Work instructions ▸ Read the listing below and copy out every line that holds "number".

Provided information ▸
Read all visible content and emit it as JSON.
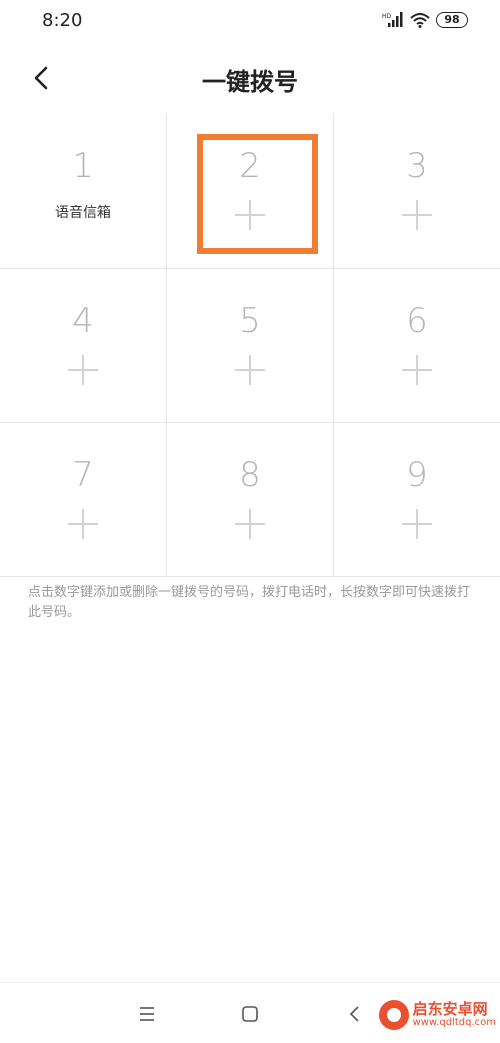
{
  "statusbar": {
    "time": "8:20",
    "battery": "98",
    "signal_label": "HD"
  },
  "header": {
    "title": "一键拨号"
  },
  "keys": [
    {
      "number": "1",
      "label": "语音信箱"
    },
    {
      "number": "2",
      "label": ""
    },
    {
      "number": "3",
      "label": ""
    },
    {
      "number": "4",
      "label": ""
    },
    {
      "number": "5",
      "label": ""
    },
    {
      "number": "6",
      "label": ""
    },
    {
      "number": "7",
      "label": ""
    },
    {
      "number": "8",
      "label": ""
    },
    {
      "number": "9",
      "label": ""
    }
  ],
  "hint": "点击数字键添加或删除一键拨号的号码，拨打电话时，长按数字即可快速拨打此号码。",
  "colors": {
    "highlight": "#f07d32",
    "number": "#b6b6b6",
    "plus": "#d2d2d2"
  },
  "watermark": {
    "title": "启东安卓网",
    "url": "www.qdltdq.com"
  }
}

Solution below ▸
      "number": "1",
      "number": "2",
      "number": "3",
      "number": "4",
      "number": "5",
      "number": "6",
      "number": "7",
      "number": "8",
      "number": "9",
    "number": "#b6b6b6",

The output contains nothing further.